#### Entries shown ####

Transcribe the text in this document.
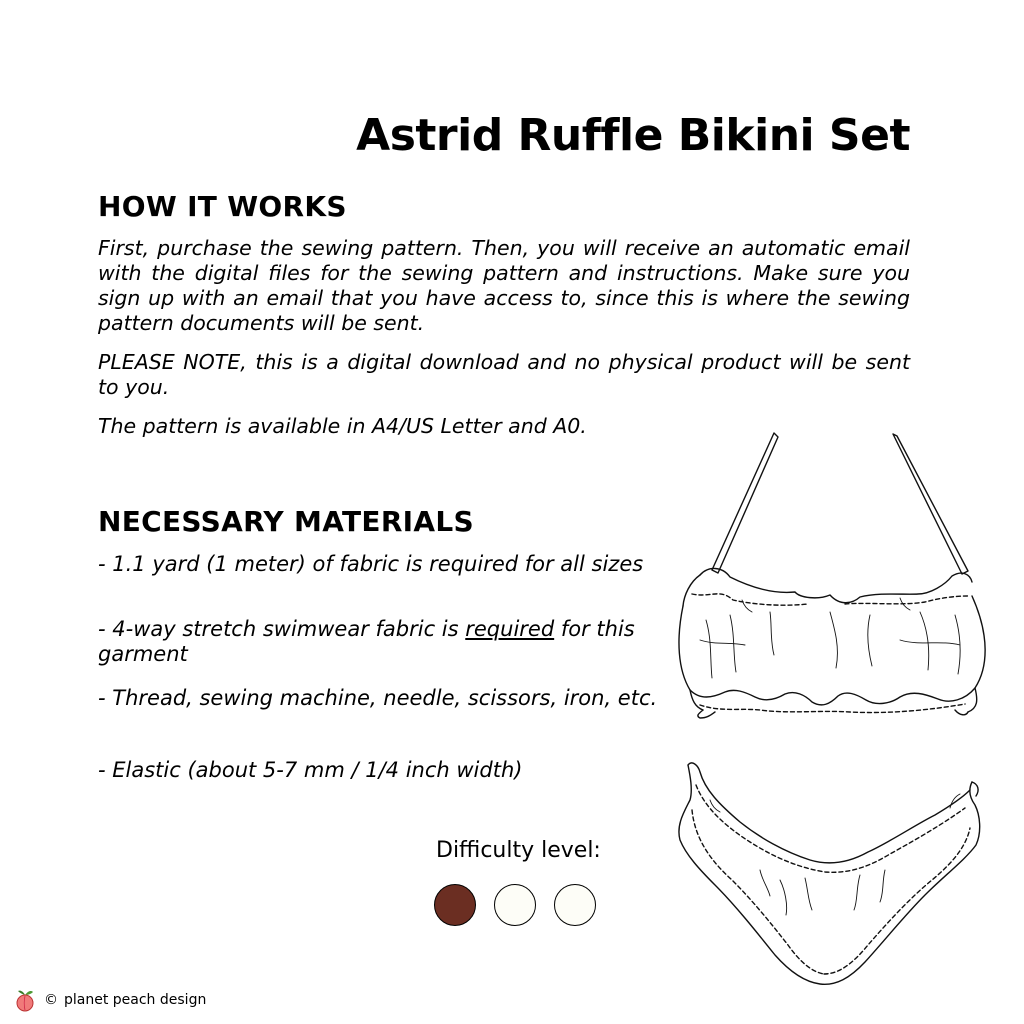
Astrid Ruffle Bikini Set
HOW IT WORKS
First, purchase the sewing pattern. Then, you will receive an automatic email with the digital files for the sewing pattern and instructions. Make sure you sign up with an email that you have access to, since this is where the sewing pattern documents will be sent.
PLEASE NOTE, this is a digital download and no physical product will be sent to you.
The pattern is available in A4/US Letter and A0.
NECESSARY MATERIALS
- 1.1 yard (1 meter) of fabric is required for all sizes
- 4-way stretch swimwear fabric is required for this garment
- Thread, sewing machine, needle, scissors, iron, etc.
- Elastic (about 5-7 mm / 1/4 inch width)
Difficulty level:
© planet peach design
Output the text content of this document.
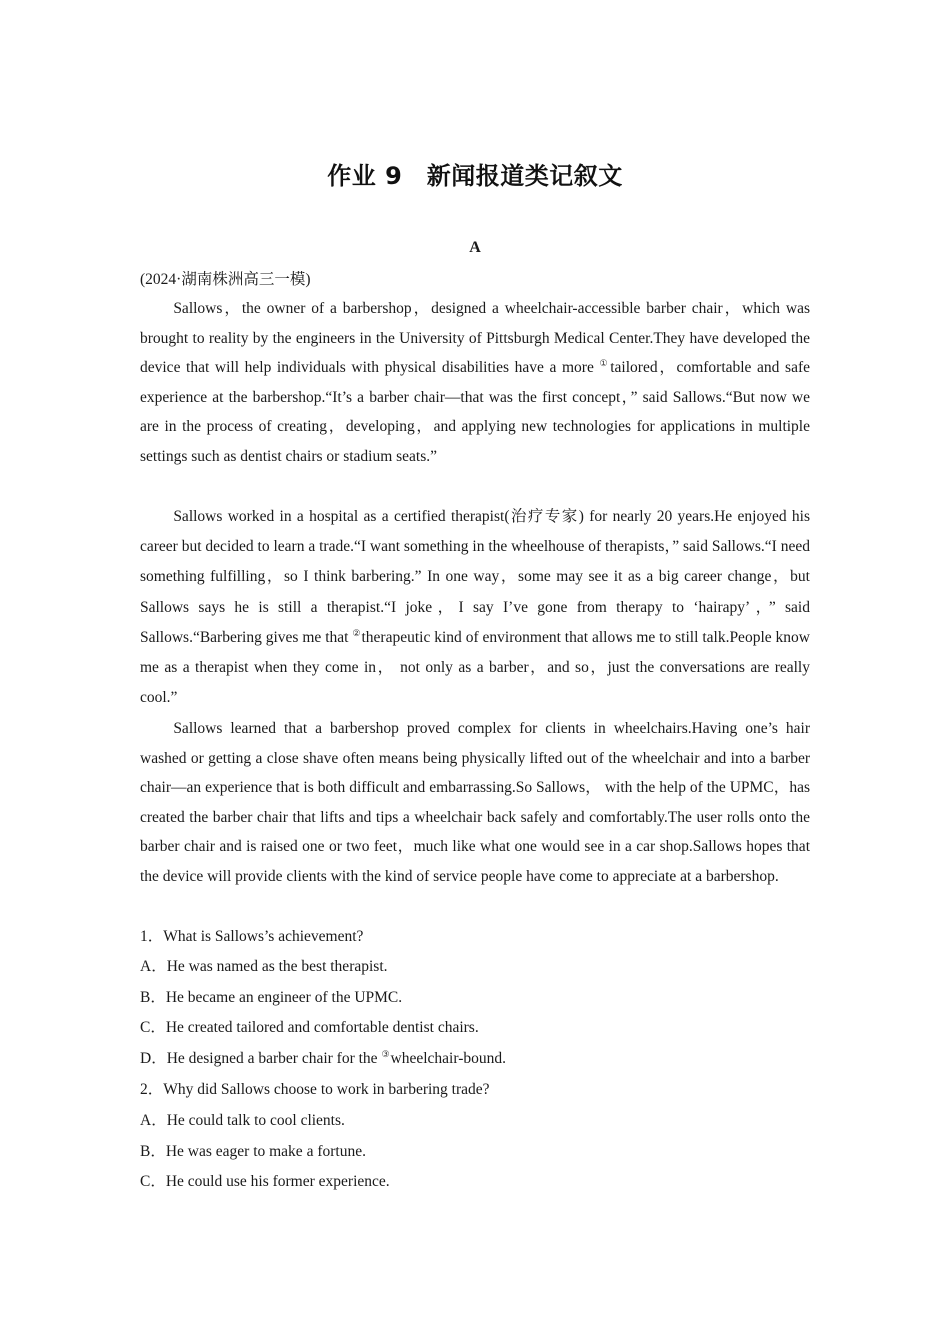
作业 9　新闻报道类记叙文
A
(2024·湖南株洲高三一模)

Sallows，the owner of a barbershop，designed a wheelchair-accessible barber chair，which was brought to reality by the engineers in the University of Pittsburgh Medical Center.They have developed the device that will help individuals with physical disabilities have a more ①tailored，comfortable and safe experience at the barbershop.“It’s a barber chair—that was the first concept，” said Sallows.“But now we are in the process of creating，developing，and applying new technologies for applications in multiple settings such as dentist chairs or stadium seats.”

Sallows worked in a hospital as a certified therapist(治疗专家) for nearly 20 years.He enjoyed his career but decided to learn a trade.“I want something in the wheelhouse of therapists，” said Sallows.“I need something fulfilling，so I think barbering.” In one way，some may see it as a big career change，but Sallows says he is still a therapist.“I joke，I say I’ve gone from therapy to ‘hairapy’，” said Sallows.“Barbering gives me that ②therapeutic kind of environment that allows me to still talk.People know me as a therapist when they come in， not only as a barber，and so，just the conversations are really cool.”

Sallows learned that a barbershop proved complex for clients in wheelchairs.Having one’s hair washed or getting a close shave often means being physically lifted out of the wheelchair and into a barber chair—an experience that is both difficult and embarrassing.So Sallows， with the help of the UPMC，has created the barber chair that lifts and tips a wheelchair back safely and comfortably.The user rolls onto the barber chair and is raised one or two feet，much like what one would see in a car shop.Sallows hopes that the device will provide clients with the kind of service people have come to appreciate at a barbershop.

1．What is Sallows’s achievement?
A．He was named as the best therapist.
B．He became an engineer of the UPMC.
C．He created tailored and comfortable dentist chairs.
D．He designed a barber chair for the ③wheelchair-bound.
2．Why did Sallows choose to work in barbering trade?
A．He could talk to cool clients.
B．He was eager to make a fortune.
C．He could use his former experience.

####

_Aim_:
Quote every record above exactly, leaving out the pictures.

_Finished exercise_:
Transcribe the text in this document.
Astrid Ruffle Bikini Set
HOW IT WORKS
First, purchase the sewing pattern. Then, you will receive an automatic email with the digital files for the sewing pattern and instructions. Make sure you sign up with an email that you have access to, since this is where the sewing pattern documents will be sent.
PLEASE NOTE, this is a digital download and no physical product will be sent to you.
The pattern is available in A4/US Letter and A0.
NECESSARY MATERIALS
- 1.1 yard (1 meter) of fabric is required for all sizes
- 4-way stretch swimwear fabric is required for this garment
- Thread, sewing machine, needle, scissors, iron, etc.
- Elastic (about 5-7 mm / 1/4 inch width)
Difficulty level:
© planet peach design
Output the text content of this document.
作业 9　新闻报道类记叙文
A
(2024·湖南株洲高三一模)

Sallows，the owner of a barbershop，designed a wheelchair-accessible barber chair，which was brought to reality by the engineers in the University of Pittsburgh Medical Center.They have developed the device that will help individuals with physical disabilities have a more ①tailored，comfortable and safe experience at the barbershop.“It’s a barber chair—that was the first concept，” said Sallows.“But now we are in the process of creating，developing，and applying new technologies for applications in multiple settings such as dentist chairs or stadium seats.”

Sallows worked in a hospital as a certified therapist(治疗专家) for nearly 20 years.He enjoyed his career but decided to learn a trade.“I want something in the wheelhouse of therapists，” said Sallows.“I need something fulfilling，so I think barbering.” In one way，some may see it as a big career change，but Sallows says he is still a therapist.“I joke，I say I’ve gone from therapy to ‘hairapy’，” said Sallows.“Barbering gives me that ②therapeutic kind of environment that allows me to still talk.People know me as a therapist when they come in， not only as a barber，and so，just the conversations are really cool.”

Sallows learned that a barbershop proved complex for clients in wheelchairs.Having one’s hair washed or getting a close shave often means being physically lifted out of the wheelchair and into a barber chair—an experience that is both difficult and embarrassing.So Sallows， with the help of the UPMC，has created the barber chair that lifts and tips a wheelchair back safely and comfortably.The user rolls onto the barber chair and is raised one or two feet，much like what one would see in a car shop.Sallows hopes that the device will provide clients with the kind of service people have come to appreciate at a barbershop.

1．What is Sallows’s achievement?
A．He was named as the best therapist.
B．He became an engineer of the UPMC.
C．He created tailored and comfortable dentist chairs.
D．He designed a barber chair for the ③wheelchair-bound.
2．Why did Sallows choose to work in barbering trade?
A．He could talk to cool clients.
B．He was eager to make a fortune.
C．He could use his former experience.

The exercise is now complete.